** Start RECORDS SUPPLIED **

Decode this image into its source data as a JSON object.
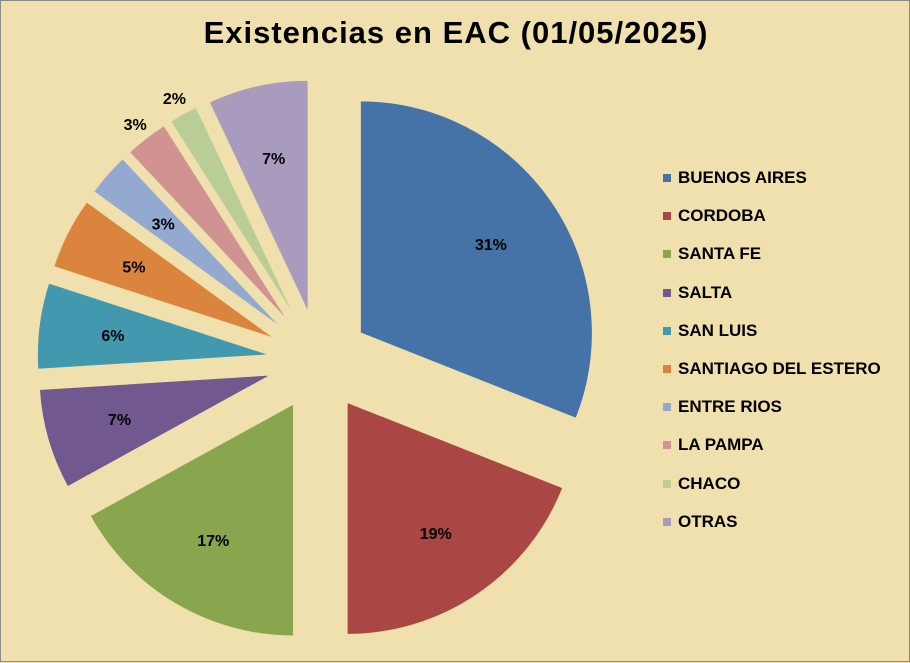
{
  "chart_data": {
    "type": "pie",
    "title": "Existencias en EAC (01/05/2025)",
    "categories": [
      "BUENOS AIRES",
      "CORDOBA",
      "SANTA FE",
      "SALTA",
      "SAN LUIS",
      "SANTIAGO DEL ESTERO",
      "ENTRE RIOS",
      "LA PAMPA",
      "CHACO",
      "OTRAS"
    ],
    "values": [
      31,
      19,
      17,
      7,
      6,
      5,
      3,
      3,
      2,
      7
    ],
    "value_labels": [
      "31%",
      "19%",
      "17%",
      "7%",
      "6%",
      "5%",
      "3%",
      "3%",
      "2%",
      "7%"
    ],
    "colors": [
      "#4572a7",
      "#aa4643",
      "#89a54e",
      "#71588f",
      "#4198af",
      "#db843d",
      "#93a9cf",
      "#d19392",
      "#b9cd96",
      "#a99bbd"
    ],
    "exploded": true,
    "legend_position": "right"
  }
}
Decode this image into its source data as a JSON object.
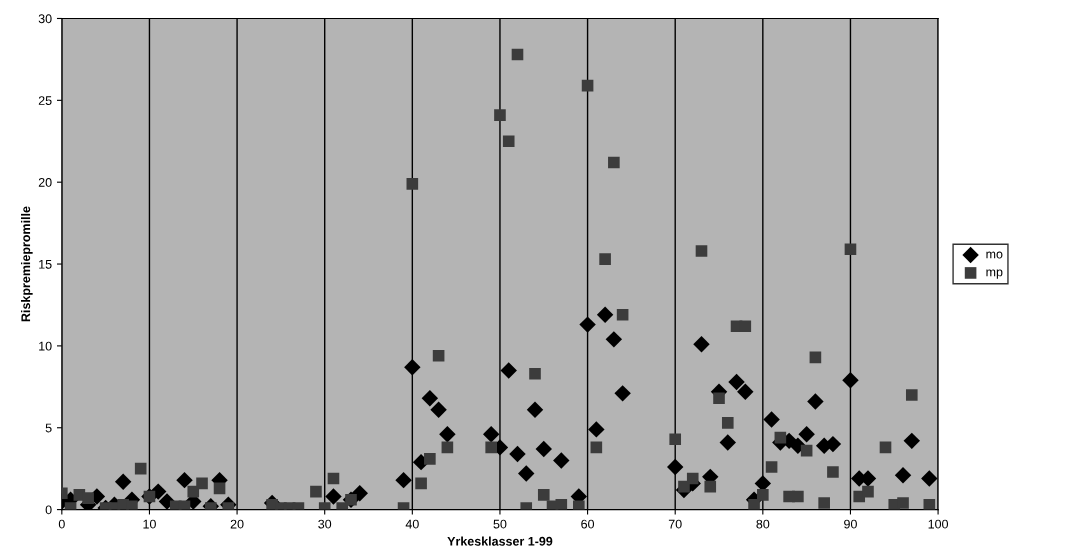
{
  "chart_data": {
    "type": "scatter",
    "xlabel": "Yrkesklasser 1-99",
    "ylabel": "Riskpremiepromille",
    "xlim": [
      0,
      100
    ],
    "xticks": [
      0,
      10,
      20,
      30,
      40,
      50,
      60,
      70,
      80,
      90,
      100
    ],
    "ylim": [
      0,
      30
    ],
    "yticks": [
      0,
      5,
      10,
      15,
      20,
      25,
      30
    ],
    "grid": "x",
    "legend": "right",
    "series": [
      {
        "name": "mo",
        "color": "#000000",
        "marker": "diamond",
        "x": [
          0,
          1,
          3,
          4,
          5,
          6,
          7,
          8,
          10,
          11,
          12,
          14,
          15,
          17,
          18,
          19,
          24,
          31,
          33,
          34,
          39,
          40,
          41,
          42,
          43,
          44,
          49,
          50,
          51,
          52,
          53,
          54,
          55,
          57,
          59,
          60,
          61,
          62,
          63,
          64,
          70,
          71,
          72,
          73,
          74,
          75,
          76,
          77,
          78,
          79,
          80,
          81,
          82,
          83,
          84,
          85,
          86,
          87,
          88,
          90,
          91,
          92,
          96,
          97,
          99
        ],
        "values": [
          0.5,
          0.6,
          0.3,
          0.8,
          0.1,
          0.3,
          1.7,
          0.6,
          0.8,
          1.1,
          0.5,
          1.8,
          0.5,
          0.2,
          1.8,
          0.3,
          0.4,
          0.8,
          0.6,
          1.0,
          1.8,
          8.7,
          2.9,
          6.8,
          6.1,
          4.6,
          4.6,
          3.8,
          8.5,
          3.4,
          2.2,
          6.1,
          3.7,
          3.0,
          0.8,
          11.3,
          4.9,
          11.9,
          10.4,
          7.1,
          2.6,
          1.2,
          1.6,
          10.1,
          2.0,
          7.2,
          4.1,
          7.8,
          7.2,
          0.6,
          1.6,
          5.5,
          4.1,
          4.2,
          3.9,
          4.6,
          6.6,
          3.9,
          4.0,
          7.9,
          1.9,
          1.9,
          2.1,
          4.2,
          1.9
        ]
      },
      {
        "name": "mp",
        "color": "#3c3c3c",
        "marker": "square",
        "x": [
          0,
          1,
          2,
          3,
          5,
          6,
          7,
          8,
          9,
          10,
          13,
          14,
          15,
          16,
          17,
          18,
          19,
          24,
          25,
          26,
          27,
          29,
          30,
          31,
          32,
          33,
          39,
          40,
          41,
          42,
          43,
          44,
          49,
          50,
          51,
          52,
          53,
          54,
          55,
          56,
          57,
          59,
          60,
          61,
          62,
          63,
          64,
          70,
          71,
          72,
          73,
          74,
          75,
          76,
          77,
          78,
          79,
          80,
          81,
          82,
          83,
          84,
          85,
          86,
          87,
          88,
          90,
          91,
          92,
          94,
          95,
          96,
          97,
          99
        ],
        "values": [
          1.0,
          0.1,
          0.9,
          0.7,
          0.1,
          0.1,
          0.3,
          0.2,
          2.5,
          0.8,
          0.2,
          0.2,
          1.1,
          1.6,
          0.1,
          1.3,
          0.1,
          0.3,
          0.1,
          0.1,
          0.1,
          1.1,
          0.1,
          1.9,
          0.1,
          0.6,
          0.1,
          19.9,
          1.6,
          3.1,
          9.4,
          3.8,
          3.8,
          24.1,
          22.5,
          27.8,
          0.1,
          8.3,
          0.9,
          0.2,
          0.3,
          0.2,
          25.9,
          3.8,
          15.3,
          21.2,
          11.9,
          4.3,
          1.4,
          1.9,
          15.8,
          1.4,
          6.8,
          5.3,
          11.2,
          11.2,
          0.3,
          0.9,
          2.6,
          4.4,
          0.8,
          0.8,
          3.6,
          9.3,
          0.4,
          2.3,
          15.9,
          0.8,
          1.1,
          3.8,
          0.3,
          0.4,
          7.0,
          0.3
        ]
      }
    ]
  }
}
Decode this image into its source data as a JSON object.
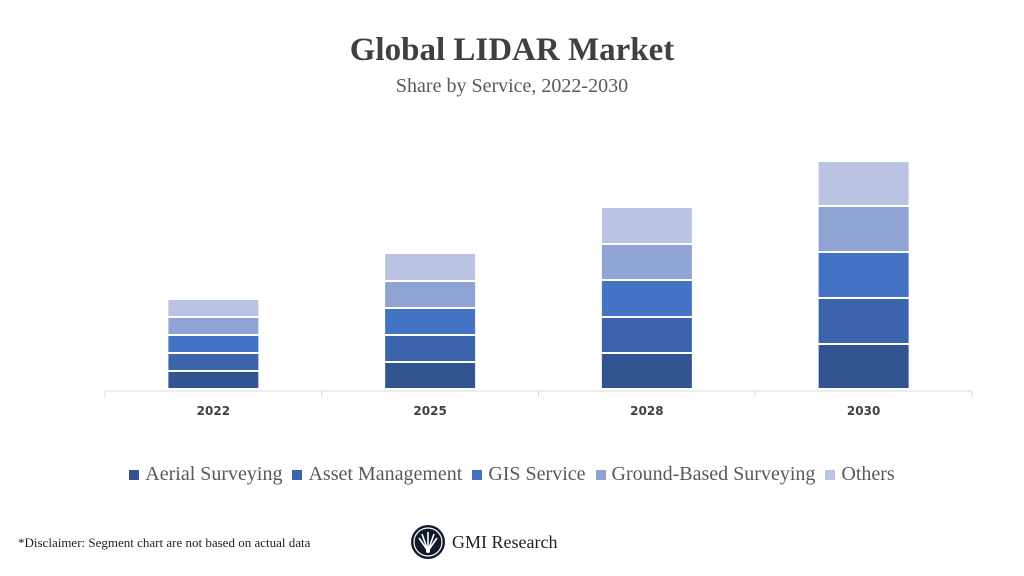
{
  "chart_data": {
    "type": "bar",
    "stacked": true,
    "title": "Global LIDAR Market",
    "subtitle": "Share by Service, 2022-2030",
    "categories": [
      "2022",
      "2025",
      "2028",
      "2030"
    ],
    "series": [
      {
        "name": "Aerial Surveying",
        "color": "#325592",
        "values": [
          18,
          27,
          36,
          45
        ]
      },
      {
        "name": "Asset Management",
        "color": "#3c64ad",
        "values": [
          18,
          27,
          36,
          46
        ]
      },
      {
        "name": "GIS Service",
        "color": "#4472c4",
        "values": [
          18,
          27,
          37,
          46
        ]
      },
      {
        "name": "Ground-Based Surveying",
        "color": "#8fa4d4",
        "values": [
          18,
          27,
          36,
          46
        ]
      },
      {
        "name": "Others",
        "color": "#bac4e2",
        "values": [
          18,
          28,
          37,
          45
        ]
      }
    ],
    "ylim": [
      0,
      250
    ],
    "y_axis_shown": false,
    "grid": false,
    "legend_position": "bottom"
  },
  "footer": {
    "disclaimer": "*Disclaimer:  Segment chart are not based on actual data",
    "logo_text": "GMI Research"
  }
}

** End RECORDS SUPPLIED **

* **YOUR TASK**
Your task is to transcribe all of the records precisely, with no images included.

* **EXERCISE RESULT**
Decode this image into its source data as a JSON object.
{
  "chart_data": {
    "type": "pie",
    "title": "Existencias en EAC (01/05/2025)",
    "categories": [
      "BUENOS AIRES",
      "CORDOBA",
      "SANTA FE",
      "SALTA",
      "SAN LUIS",
      "SANTIAGO DEL ESTERO",
      "ENTRE RIOS",
      "LA PAMPA",
      "CHACO",
      "OTRAS"
    ],
    "values": [
      31,
      19,
      17,
      7,
      6,
      5,
      3,
      3,
      2,
      7
    ],
    "value_labels": [
      "31%",
      "19%",
      "17%",
      "7%",
      "6%",
      "5%",
      "3%",
      "3%",
      "2%",
      "7%"
    ],
    "colors": [
      "#4572a7",
      "#aa4643",
      "#89a54e",
      "#71588f",
      "#4198af",
      "#db843d",
      "#93a9cf",
      "#d19392",
      "#b9cd96",
      "#a99bbd"
    ],
    "exploded": true,
    "legend_position": "right"
  }
}
Decode this image into its source data as a JSON object.
{
  "chart_data": {
    "type": "scatter",
    "xlabel": "Yrkesklasser 1-99",
    "ylabel": "Riskpremiepromille",
    "xlim": [
      0,
      100
    ],
    "xticks": [
      0,
      10,
      20,
      30,
      40,
      50,
      60,
      70,
      80,
      90,
      100
    ],
    "ylim": [
      0,
      30
    ],
    "yticks": [
      0,
      5,
      10,
      15,
      20,
      25,
      30
    ],
    "grid": "x",
    "legend": "right",
    "series": [
      {
        "name": "mo",
        "color": "#000000",
        "marker": "diamond",
        "x": [
          0,
          1,
          3,
          4,
          5,
          6,
          7,
          8,
          10,
          11,
          12,
          14,
          15,
          17,
          18,
          19,
          24,
          31,
          33,
          34,
          39,
          40,
          41,
          42,
          43,
          44,
          49,
          50,
          51,
          52,
          53,
          54,
          55,
          57,
          59,
          60,
          61,
          62,
          63,
          64,
          70,
          71,
          72,
          73,
          74,
          75,
          76,
          77,
          78,
          79,
          80,
          81,
          82,
          83,
          84,
          85,
          86,
          87,
          88,
          90,
          91,
          92,
          96,
          97,
          99
        ],
        "values": [
          0.5,
          0.6,
          0.3,
          0.8,
          0.1,
          0.3,
          1.7,
          0.6,
          0.8,
          1.1,
          0.5,
          1.8,
          0.5,
          0.2,
          1.8,
          0.3,
          0.4,
          0.8,
          0.6,
          1.0,
          1.8,
          8.7,
          2.9,
          6.8,
          6.1,
          4.6,
          4.6,
          3.8,
          8.5,
          3.4,
          2.2,
          6.1,
          3.7,
          3.0,
          0.8,
          11.3,
          4.9,
          11.9,
          10.4,
          7.1,
          2.6,
          1.2,
          1.6,
          10.1,
          2.0,
          7.2,
          4.1,
          7.8,
          7.2,
          0.6,
          1.6,
          5.5,
          4.1,
          4.2,
          3.9,
          4.6,
          6.6,
          3.9,
          4.0,
          7.9,
          1.9,
          1.9,
          2.1,
          4.2,
          1.9
        ]
      },
      {
        "name": "mp",
        "color": "#3c3c3c",
        "marker": "square",
        "x": [
          0,
          1,
          2,
          3,
          5,
          6,
          7,
          8,
          9,
          10,
          13,
          14,
          15,
          16,
          17,
          18,
          19,
          24,
          25,
          26,
          27,
          29,
          30,
          31,
          32,
          33,
          39,
          40,
          41,
          42,
          43,
          44,
          49,
          50,
          51,
          52,
          53,
          54,
          55,
          56,
          57,
          59,
          60,
          61,
          62,
          63,
          64,
          70,
          71,
          72,
          73,
          74,
          75,
          76,
          77,
          78,
          79,
          80,
          81,
          82,
          83,
          84,
          85,
          86,
          87,
          88,
          90,
          91,
          92,
          94,
          95,
          96,
          97,
          99
        ],
        "values": [
          1.0,
          0.1,
          0.9,
          0.7,
          0.1,
          0.1,
          0.3,
          0.2,
          2.5,
          0.8,
          0.2,
          0.2,
          1.1,
          1.6,
          0.1,
          1.3,
          0.1,
          0.3,
          0.1,
          0.1,
          0.1,
          1.1,
          0.1,
          1.9,
          0.1,
          0.6,
          0.1,
          19.9,
          1.6,
          3.1,
          9.4,
          3.8,
          3.8,
          24.1,
          22.5,
          27.8,
          0.1,
          8.3,
          0.9,
          0.2,
          0.3,
          0.2,
          25.9,
          3.8,
          15.3,
          21.2,
          11.9,
          4.3,
          1.4,
          1.9,
          15.8,
          1.4,
          6.8,
          5.3,
          11.2,
          11.2,
          0.3,
          0.9,
          2.6,
          4.4,
          0.8,
          0.8,
          3.6,
          9.3,
          0.4,
          2.3,
          15.9,
          0.8,
          1.1,
          3.8,
          0.3,
          0.4,
          7.0,
          0.3
        ]
      }
    ]
  }
}
Decode this image into its source data as a JSON object.
{
  "chart_data": {
    "type": "bar",
    "stacked": true,
    "title": "Global LIDAR Market",
    "subtitle": "Share by Service, 2022-2030",
    "categories": [
      "2022",
      "2025",
      "2028",
      "2030"
    ],
    "series": [
      {
        "name": "Aerial Surveying",
        "color": "#325592",
        "values": [
          18,
          27,
          36,
          45
        ]
      },
      {
        "name": "Asset Management",
        "color": "#3c64ad",
        "values": [
          18,
          27,
          36,
          46
        ]
      },
      {
        "name": "GIS Service",
        "color": "#4472c4",
        "values": [
          18,
          27,
          37,
          46
        ]
      },
      {
        "name": "Ground-Based Surveying",
        "color": "#8fa4d4",
        "values": [
          18,
          27,
          36,
          46
        ]
      },
      {
        "name": "Others",
        "color": "#bac4e2",
        "values": [
          18,
          28,
          37,
          45
        ]
      }
    ],
    "ylim": [
      0,
      250
    ],
    "y_axis_shown": false,
    "grid": false,
    "legend_position": "bottom"
  },
  "footer": {
    "disclaimer": "*Disclaimer:  Segment chart are not based on actual data",
    "logo_text": "GMI Research"
  }
}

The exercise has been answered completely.